> Task instructions
Copy down all of the data underneath, exactly as shown.

☆ ☆ ☆ ☆ ☆

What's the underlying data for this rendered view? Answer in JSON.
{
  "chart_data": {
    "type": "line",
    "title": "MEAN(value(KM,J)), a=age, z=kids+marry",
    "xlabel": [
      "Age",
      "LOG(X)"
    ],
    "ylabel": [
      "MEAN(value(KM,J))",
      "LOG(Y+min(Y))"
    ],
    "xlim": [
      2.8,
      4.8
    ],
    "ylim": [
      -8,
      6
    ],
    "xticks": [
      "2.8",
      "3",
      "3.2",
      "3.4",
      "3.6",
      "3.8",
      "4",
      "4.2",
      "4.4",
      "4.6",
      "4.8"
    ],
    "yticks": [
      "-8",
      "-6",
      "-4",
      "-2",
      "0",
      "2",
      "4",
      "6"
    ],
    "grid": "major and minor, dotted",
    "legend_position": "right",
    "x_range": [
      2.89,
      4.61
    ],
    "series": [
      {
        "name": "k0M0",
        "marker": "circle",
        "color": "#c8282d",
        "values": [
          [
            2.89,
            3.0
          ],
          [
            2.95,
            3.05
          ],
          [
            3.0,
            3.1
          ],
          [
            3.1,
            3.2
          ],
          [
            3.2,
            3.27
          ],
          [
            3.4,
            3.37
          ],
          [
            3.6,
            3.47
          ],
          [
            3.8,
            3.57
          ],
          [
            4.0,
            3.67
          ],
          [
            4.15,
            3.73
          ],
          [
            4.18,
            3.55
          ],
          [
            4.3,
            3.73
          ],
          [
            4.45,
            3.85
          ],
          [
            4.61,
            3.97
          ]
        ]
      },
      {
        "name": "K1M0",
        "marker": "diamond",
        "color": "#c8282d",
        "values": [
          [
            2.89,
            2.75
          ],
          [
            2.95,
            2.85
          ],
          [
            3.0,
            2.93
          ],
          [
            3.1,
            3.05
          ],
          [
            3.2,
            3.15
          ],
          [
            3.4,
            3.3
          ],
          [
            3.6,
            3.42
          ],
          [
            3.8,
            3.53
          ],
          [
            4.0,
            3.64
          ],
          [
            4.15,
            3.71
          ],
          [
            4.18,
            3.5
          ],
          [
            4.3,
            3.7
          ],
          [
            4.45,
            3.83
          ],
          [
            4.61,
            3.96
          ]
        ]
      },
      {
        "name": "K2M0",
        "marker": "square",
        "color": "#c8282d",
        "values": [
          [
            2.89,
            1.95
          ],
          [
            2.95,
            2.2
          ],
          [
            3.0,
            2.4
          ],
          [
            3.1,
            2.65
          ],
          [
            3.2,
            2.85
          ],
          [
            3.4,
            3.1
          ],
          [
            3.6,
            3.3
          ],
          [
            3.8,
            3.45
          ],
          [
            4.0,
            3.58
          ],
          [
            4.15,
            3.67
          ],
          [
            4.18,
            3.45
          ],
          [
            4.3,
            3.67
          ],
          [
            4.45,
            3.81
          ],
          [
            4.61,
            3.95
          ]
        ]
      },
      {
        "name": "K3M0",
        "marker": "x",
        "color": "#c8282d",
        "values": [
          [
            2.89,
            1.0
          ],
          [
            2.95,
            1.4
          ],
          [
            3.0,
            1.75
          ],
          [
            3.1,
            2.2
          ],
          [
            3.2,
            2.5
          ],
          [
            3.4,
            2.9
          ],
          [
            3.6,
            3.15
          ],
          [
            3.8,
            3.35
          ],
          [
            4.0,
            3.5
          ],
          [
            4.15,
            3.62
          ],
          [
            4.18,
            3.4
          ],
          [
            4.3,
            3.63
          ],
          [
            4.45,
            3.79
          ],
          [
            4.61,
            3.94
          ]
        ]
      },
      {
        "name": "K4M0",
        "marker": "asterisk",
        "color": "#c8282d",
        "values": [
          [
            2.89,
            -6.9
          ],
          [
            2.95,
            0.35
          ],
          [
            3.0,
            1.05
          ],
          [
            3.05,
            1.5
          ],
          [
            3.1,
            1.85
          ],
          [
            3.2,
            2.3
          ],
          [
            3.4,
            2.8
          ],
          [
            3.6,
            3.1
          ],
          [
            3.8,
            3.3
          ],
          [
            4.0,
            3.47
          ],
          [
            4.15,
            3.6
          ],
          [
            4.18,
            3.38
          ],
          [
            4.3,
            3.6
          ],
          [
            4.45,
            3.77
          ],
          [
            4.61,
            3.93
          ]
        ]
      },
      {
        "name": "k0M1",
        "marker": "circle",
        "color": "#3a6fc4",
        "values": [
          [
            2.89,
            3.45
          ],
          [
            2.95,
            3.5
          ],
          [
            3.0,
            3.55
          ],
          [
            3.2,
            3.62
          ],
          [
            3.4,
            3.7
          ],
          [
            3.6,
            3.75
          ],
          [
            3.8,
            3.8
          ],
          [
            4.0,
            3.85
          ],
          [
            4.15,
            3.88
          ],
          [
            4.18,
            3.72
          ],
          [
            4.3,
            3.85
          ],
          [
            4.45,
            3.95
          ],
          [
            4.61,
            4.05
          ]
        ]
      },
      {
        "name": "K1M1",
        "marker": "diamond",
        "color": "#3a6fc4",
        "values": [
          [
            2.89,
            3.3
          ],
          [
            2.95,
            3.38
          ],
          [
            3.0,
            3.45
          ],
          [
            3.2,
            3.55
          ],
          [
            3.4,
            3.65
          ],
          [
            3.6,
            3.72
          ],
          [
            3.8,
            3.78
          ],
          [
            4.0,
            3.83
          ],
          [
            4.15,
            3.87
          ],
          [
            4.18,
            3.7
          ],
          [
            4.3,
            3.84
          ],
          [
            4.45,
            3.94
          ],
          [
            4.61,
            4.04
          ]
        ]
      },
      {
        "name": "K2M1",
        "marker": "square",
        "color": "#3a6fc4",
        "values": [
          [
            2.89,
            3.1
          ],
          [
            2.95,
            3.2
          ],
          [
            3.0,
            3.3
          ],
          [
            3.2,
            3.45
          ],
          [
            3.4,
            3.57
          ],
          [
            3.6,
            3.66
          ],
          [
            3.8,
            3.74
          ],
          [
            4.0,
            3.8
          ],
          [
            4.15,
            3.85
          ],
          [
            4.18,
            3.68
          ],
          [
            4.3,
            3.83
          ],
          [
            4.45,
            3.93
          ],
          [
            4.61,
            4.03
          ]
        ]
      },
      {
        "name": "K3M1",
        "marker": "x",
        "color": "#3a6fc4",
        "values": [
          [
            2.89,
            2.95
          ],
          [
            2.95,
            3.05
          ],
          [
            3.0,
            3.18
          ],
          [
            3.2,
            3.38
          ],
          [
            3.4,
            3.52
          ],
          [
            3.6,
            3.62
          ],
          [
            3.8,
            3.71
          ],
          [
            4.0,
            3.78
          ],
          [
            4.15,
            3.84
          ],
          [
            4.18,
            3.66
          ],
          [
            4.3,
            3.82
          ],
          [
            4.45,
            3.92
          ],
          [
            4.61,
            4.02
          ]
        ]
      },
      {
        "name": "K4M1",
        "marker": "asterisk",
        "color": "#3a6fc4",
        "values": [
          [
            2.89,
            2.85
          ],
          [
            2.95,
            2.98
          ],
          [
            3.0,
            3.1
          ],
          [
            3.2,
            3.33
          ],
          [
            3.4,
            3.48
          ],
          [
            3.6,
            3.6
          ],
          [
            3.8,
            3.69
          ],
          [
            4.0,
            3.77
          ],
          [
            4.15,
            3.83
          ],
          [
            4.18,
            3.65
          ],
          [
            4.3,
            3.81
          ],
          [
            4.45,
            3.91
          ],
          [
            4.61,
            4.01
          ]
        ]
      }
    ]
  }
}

☆ ☆ ☆ ☆ ☆

> Finished exercise
What's the underlying data for this rendered view? Answer in JSON.
{
  "chart_data": {
    "type": "line",
    "title": "MEAN(value(KM,J)), a=age, z=kids+marry",
    "xlabel": [
      "Age",
      "LOG(X)"
    ],
    "ylabel": [
      "MEAN(value(KM,J))",
      "LOG(Y+min(Y))"
    ],
    "xlim": [
      2.8,
      4.8
    ],
    "ylim": [
      -8,
      6
    ],
    "xticks": [
      "2.8",
      "3",
      "3.2",
      "3.4",
      "3.6",
      "3.8",
      "4",
      "4.2",
      "4.4",
      "4.6",
      "4.8"
    ],
    "yticks": [
      "-8",
      "-6",
      "-4",
      "-2",
      "0",
      "2",
      "4",
      "6"
    ],
    "grid": "major and minor, dotted",
    "legend_position": "right",
    "x_range": [
      2.89,
      4.61
    ],
    "series": [
      {
        "name": "k0M0",
        "marker": "circle",
        "color": "#c8282d",
        "values": [
          [
            2.89,
            3.0
          ],
          [
            2.95,
            3.05
          ],
          [
            3.0,
            3.1
          ],
          [
            3.1,
            3.2
          ],
          [
            3.2,
            3.27
          ],
          [
            3.4,
            3.37
          ],
          [
            3.6,
            3.47
          ],
          [
            3.8,
            3.57
          ],
          [
            4.0,
            3.67
          ],
          [
            4.15,
            3.73
          ],
          [
            4.18,
            3.55
          ],
          [
            4.3,
            3.73
          ],
          [
            4.45,
            3.85
          ],
          [
            4.61,
            3.97
          ]
        ]
      },
      {
        "name": "K1M0",
        "marker": "diamond",
        "color": "#c8282d",
        "values": [
          [
            2.89,
            2.75
          ],
          [
            2.95,
            2.85
          ],
          [
            3.0,
            2.93
          ],
          [
            3.1,
            3.05
          ],
          [
            3.2,
            3.15
          ],
          [
            3.4,
            3.3
          ],
          [
            3.6,
            3.42
          ],
          [
            3.8,
            3.53
          ],
          [
            4.0,
            3.64
          ],
          [
            4.15,
            3.71
          ],
          [
            4.18,
            3.5
          ],
          [
            4.3,
            3.7
          ],
          [
            4.45,
            3.83
          ],
          [
            4.61,
            3.96
          ]
        ]
      },
      {
        "name": "K2M0",
        "marker": "square",
        "color": "#c8282d",
        "values": [
          [
            2.89,
            1.95
          ],
          [
            2.95,
            2.2
          ],
          [
            3.0,
            2.4
          ],
          [
            3.1,
            2.65
          ],
          [
            3.2,
            2.85
          ],
          [
            3.4,
            3.1
          ],
          [
            3.6,
            3.3
          ],
          [
            3.8,
            3.45
          ],
          [
            4.0,
            3.58
          ],
          [
            4.15,
            3.67
          ],
          [
            4.18,
            3.45
          ],
          [
            4.3,
            3.67
          ],
          [
            4.45,
            3.81
          ],
          [
            4.61,
            3.95
          ]
        ]
      },
      {
        "name": "K3M0",
        "marker": "x",
        "color": "#c8282d",
        "values": [
          [
            2.89,
            1.0
          ],
          [
            2.95,
            1.4
          ],
          [
            3.0,
            1.75
          ],
          [
            3.1,
            2.2
          ],
          [
            3.2,
            2.5
          ],
          [
            3.4,
            2.9
          ],
          [
            3.6,
            3.15
          ],
          [
            3.8,
            3.35
          ],
          [
            4.0,
            3.5
          ],
          [
            4.15,
            3.62
          ],
          [
            4.18,
            3.4
          ],
          [
            4.3,
            3.63
          ],
          [
            4.45,
            3.79
          ],
          [
            4.61,
            3.94
          ]
        ]
      },
      {
        "name": "K4M0",
        "marker": "asterisk",
        "color": "#c8282d",
        "values": [
          [
            2.89,
            -6.9
          ],
          [
            2.95,
            0.35
          ],
          [
            3.0,
            1.05
          ],
          [
            3.05,
            1.5
          ],
          [
            3.1,
            1.85
          ],
          [
            3.2,
            2.3
          ],
          [
            3.4,
            2.8
          ],
          [
            3.6,
            3.1
          ],
          [
            3.8,
            3.3
          ],
          [
            4.0,
            3.47
          ],
          [
            4.15,
            3.6
          ],
          [
            4.18,
            3.38
          ],
          [
            4.3,
            3.6
          ],
          [
            4.45,
            3.77
          ],
          [
            4.61,
            3.93
          ]
        ]
      },
      {
        "name": "k0M1",
        "marker": "circle",
        "color": "#3a6fc4",
        "values": [
          [
            2.89,
            3.45
          ],
          [
            2.95,
            3.5
          ],
          [
            3.0,
            3.55
          ],
          [
            3.2,
            3.62
          ],
          [
            3.4,
            3.7
          ],
          [
            3.6,
            3.75
          ],
          [
            3.8,
            3.8
          ],
          [
            4.0,
            3.85
          ],
          [
            4.15,
            3.88
          ],
          [
            4.18,
            3.72
          ],
          [
            4.3,
            3.85
          ],
          [
            4.45,
            3.95
          ],
          [
            4.61,
            4.05
          ]
        ]
      },
      {
        "name": "K1M1",
        "marker": "diamond",
        "color": "#3a6fc4",
        "values": [
          [
            2.89,
            3.3
          ],
          [
            2.95,
            3.38
          ],
          [
            3.0,
            3.45
          ],
          [
            3.2,
            3.55
          ],
          [
            3.4,
            3.65
          ],
          [
            3.6,
            3.72
          ],
          [
            3.8,
            3.78
          ],
          [
            4.0,
            3.83
          ],
          [
            4.15,
            3.87
          ],
          [
            4.18,
            3.7
          ],
          [
            4.3,
            3.84
          ],
          [
            4.45,
            3.94
          ],
          [
            4.61,
            4.04
          ]
        ]
      },
      {
        "name": "K2M1",
        "marker": "square",
        "color": "#3a6fc4",
        "values": [
          [
            2.89,
            3.1
          ],
          [
            2.95,
            3.2
          ],
          [
            3.0,
            3.3
          ],
          [
            3.2,
            3.45
          ],
          [
            3.4,
            3.57
          ],
          [
            3.6,
            3.66
          ],
          [
            3.8,
            3.74
          ],
          [
            4.0,
            3.8
          ],
          [
            4.15,
            3.85
          ],
          [
            4.18,
            3.68
          ],
          [
            4.3,
            3.83
          ],
          [
            4.45,
            3.93
          ],
          [
            4.61,
            4.03
          ]
        ]
      },
      {
        "name": "K3M1",
        "marker": "x",
        "color": "#3a6fc4",
        "values": [
          [
            2.89,
            2.95
          ],
          [
            2.95,
            3.05
          ],
          [
            3.0,
            3.18
          ],
          [
            3.2,
            3.38
          ],
          [
            3.4,
            3.52
          ],
          [
            3.6,
            3.62
          ],
          [
            3.8,
            3.71
          ],
          [
            4.0,
            3.78
          ],
          [
            4.15,
            3.84
          ],
          [
            4.18,
            3.66
          ],
          [
            4.3,
            3.82
          ],
          [
            4.45,
            3.92
          ],
          [
            4.61,
            4.02
          ]
        ]
      },
      {
        "name": "K4M1",
        "marker": "asterisk",
        "color": "#3a6fc4",
        "values": [
          [
            2.89,
            2.85
          ],
          [
            2.95,
            2.98
          ],
          [
            3.0,
            3.1
          ],
          [
            3.2,
            3.33
          ],
          [
            3.4,
            3.48
          ],
          [
            3.6,
            3.6
          ],
          [
            3.8,
            3.69
          ],
          [
            4.0,
            3.77
          ],
          [
            4.15,
            3.83
          ],
          [
            4.18,
            3.65
          ],
          [
            4.3,
            3.81
          ],
          [
            4.45,
            3.91
          ],
          [
            4.61,
            4.01
          ]
        ]
      }
    ]
  }
}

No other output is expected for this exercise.